▶ **Instructions to follow**
In the rows below, switch every "histogram-bar" to "volume-bar" and write the rows out again with nothing else changed.

....

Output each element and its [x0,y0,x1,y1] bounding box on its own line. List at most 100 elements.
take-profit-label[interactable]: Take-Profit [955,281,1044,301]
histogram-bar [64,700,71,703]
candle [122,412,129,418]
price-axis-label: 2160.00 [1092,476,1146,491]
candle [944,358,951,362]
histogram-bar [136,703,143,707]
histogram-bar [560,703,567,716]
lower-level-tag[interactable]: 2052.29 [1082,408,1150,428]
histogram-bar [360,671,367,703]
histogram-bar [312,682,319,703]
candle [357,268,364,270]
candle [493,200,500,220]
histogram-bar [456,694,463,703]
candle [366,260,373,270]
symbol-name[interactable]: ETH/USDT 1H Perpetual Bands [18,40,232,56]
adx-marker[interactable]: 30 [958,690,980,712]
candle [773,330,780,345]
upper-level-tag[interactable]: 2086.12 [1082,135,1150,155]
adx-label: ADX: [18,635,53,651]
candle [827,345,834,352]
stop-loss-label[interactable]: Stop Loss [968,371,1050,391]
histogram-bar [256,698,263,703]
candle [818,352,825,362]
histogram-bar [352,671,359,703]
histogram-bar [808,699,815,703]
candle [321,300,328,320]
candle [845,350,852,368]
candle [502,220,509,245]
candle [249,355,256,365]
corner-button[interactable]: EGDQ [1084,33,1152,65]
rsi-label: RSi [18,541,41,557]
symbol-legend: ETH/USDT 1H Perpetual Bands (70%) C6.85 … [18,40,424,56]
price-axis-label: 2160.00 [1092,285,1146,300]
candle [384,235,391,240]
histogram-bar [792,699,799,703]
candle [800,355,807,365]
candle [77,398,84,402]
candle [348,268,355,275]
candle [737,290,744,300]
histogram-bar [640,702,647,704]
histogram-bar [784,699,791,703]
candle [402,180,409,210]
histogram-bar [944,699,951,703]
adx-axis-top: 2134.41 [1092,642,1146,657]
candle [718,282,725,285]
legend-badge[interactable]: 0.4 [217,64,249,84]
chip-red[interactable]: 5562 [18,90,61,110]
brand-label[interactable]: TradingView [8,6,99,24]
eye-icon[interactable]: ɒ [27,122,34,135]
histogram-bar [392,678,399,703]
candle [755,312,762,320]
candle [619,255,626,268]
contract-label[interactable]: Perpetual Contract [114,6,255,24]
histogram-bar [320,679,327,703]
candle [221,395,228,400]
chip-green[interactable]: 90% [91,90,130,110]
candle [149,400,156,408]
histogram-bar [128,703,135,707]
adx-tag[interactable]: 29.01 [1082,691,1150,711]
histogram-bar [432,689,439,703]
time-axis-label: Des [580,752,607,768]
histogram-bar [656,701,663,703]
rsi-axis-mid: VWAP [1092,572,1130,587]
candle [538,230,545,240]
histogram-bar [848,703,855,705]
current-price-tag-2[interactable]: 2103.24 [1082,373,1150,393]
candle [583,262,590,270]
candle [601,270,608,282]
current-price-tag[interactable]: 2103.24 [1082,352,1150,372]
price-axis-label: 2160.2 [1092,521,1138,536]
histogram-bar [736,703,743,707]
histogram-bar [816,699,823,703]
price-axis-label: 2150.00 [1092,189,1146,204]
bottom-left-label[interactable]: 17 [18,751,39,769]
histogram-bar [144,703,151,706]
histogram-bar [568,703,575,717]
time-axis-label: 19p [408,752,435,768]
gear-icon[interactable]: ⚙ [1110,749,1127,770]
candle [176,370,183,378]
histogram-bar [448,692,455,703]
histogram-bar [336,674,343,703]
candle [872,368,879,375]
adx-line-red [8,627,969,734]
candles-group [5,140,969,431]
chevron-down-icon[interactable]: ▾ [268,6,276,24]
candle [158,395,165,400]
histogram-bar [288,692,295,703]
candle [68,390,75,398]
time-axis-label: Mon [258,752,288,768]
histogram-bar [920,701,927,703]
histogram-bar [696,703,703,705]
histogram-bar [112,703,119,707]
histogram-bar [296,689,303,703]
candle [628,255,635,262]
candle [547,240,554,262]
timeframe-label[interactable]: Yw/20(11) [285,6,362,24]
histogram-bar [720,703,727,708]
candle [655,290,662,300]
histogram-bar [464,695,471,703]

....

▶ **Response to this exercise**
Output each element and its [x0,y0,x1,y1] bounding box on its own line. List at most 100 elements.
take-profit-label[interactable]: Take-Profit [955,281,1044,301]
volume-bar [64,700,71,703]
candle [122,412,129,418]
price-axis-label: 2160.00 [1092,476,1146,491]
candle [944,358,951,362]
volume-bar [136,703,143,707]
volume-bar [560,703,567,716]
lower-level-tag[interactable]: 2052.29 [1082,408,1150,428]
volume-bar [360,671,367,703]
volume-bar [312,682,319,703]
candle [357,268,364,270]
candle [493,200,500,220]
volume-bar [456,694,463,703]
candle [366,260,373,270]
symbol-name[interactable]: ETH/USDT 1H Perpetual Bands [18,40,232,56]
adx-marker[interactable]: 30 [958,690,980,712]
candle [773,330,780,345]
upper-level-tag[interactable]: 2086.12 [1082,135,1150,155]
adx-label: ADX: [18,635,53,651]
candle [827,345,834,352]
stop-loss-label[interactable]: Stop Loss [968,371,1050,391]
volume-bar [256,698,263,703]
candle [818,352,825,362]
volume-bar [352,671,359,703]
volume-bar [808,699,815,703]
candle [321,300,328,320]
candle [845,350,852,368]
candle [502,220,509,245]
candle [249,355,256,365]
corner-button[interactable]: EGDQ [1084,33,1152,65]
rsi-label: RSi [18,541,41,557]
symbol-legend: ETH/USDT 1H Perpetual Bands (70%) C6.85 … [18,40,424,56]
price-axis-label: 2160.00 [1092,285,1146,300]
candle [384,235,391,240]
volume-bar [792,699,799,703]
candle [800,355,807,365]
candle [77,398,84,402]
candle [348,268,355,275]
candle [737,290,744,300]
volume-bar [640,702,647,704]
volume-bar [784,699,791,703]
candle [402,180,409,210]
volume-bar [944,699,951,703]
adx-axis-top: 2134.41 [1092,642,1146,657]
candle [718,282,725,285]
legend-badge[interactable]: 0.4 [217,64,249,84]
chip-red[interactable]: 5562 [18,90,61,110]
brand-label[interactable]: TradingView [8,6,99,24]
eye-icon[interactable]: ɒ [27,122,34,135]
volume-bar [392,678,399,703]
candle [755,312,762,320]
candle [619,255,626,268]
contract-label[interactable]: Perpetual Contract [114,6,255,24]
volume-bar [320,679,327,703]
candle [221,395,228,400]
chip-green[interactable]: 90% [91,90,130,110]
candle [149,400,156,408]
volume-bar [128,703,135,707]
adx-tag[interactable]: 29.01 [1082,691,1150,711]
volume-bar [432,689,439,703]
time-axis-label: Des [580,752,607,768]
volume-bar [656,701,663,703]
rsi-axis-mid: VWAP [1092,572,1130,587]
candle [538,230,545,240]
volume-bar [848,703,855,705]
current-price-tag-2[interactable]: 2103.24 [1082,373,1150,393]
candle [583,262,590,270]
candle [601,270,608,282]
current-price-tag[interactable]: 2103.24 [1082,352,1150,372]
price-axis-label: 2160.2 [1092,521,1138,536]
volume-bar [736,703,743,707]
volume-bar [816,699,823,703]
price-axis-label: 2150.00 [1092,189,1146,204]
bottom-left-label[interactable]: 17 [18,751,39,769]
volume-bar [144,703,151,706]
volume-bar [568,703,575,717]
time-axis-label: 19p [408,752,435,768]
gear-icon[interactable]: ⚙ [1110,749,1127,770]
candle [176,370,183,378]
volume-bar [448,692,455,703]
volume-bar [336,674,343,703]
candle [872,368,879,375]
adx-line-red [8,627,969,734]
candles-group [5,140,969,431]
chevron-down-icon[interactable]: ▾ [268,6,276,24]
candle [158,395,165,400]
volume-bar [288,692,295,703]
candle [68,390,75,398]
time-axis-label: Mon [258,752,288,768]
volume-bar [920,701,927,703]
volume-bar [696,703,703,705]
volume-bar [112,703,119,707]
volume-bar [296,689,303,703]
candle [628,255,635,262]
candle [547,240,554,262]
timeframe-label[interactable]: Yw/20(11) [285,6,362,24]
volume-bar [720,703,727,708]
candle [655,290,662,300]
volume-bar [464,695,471,703]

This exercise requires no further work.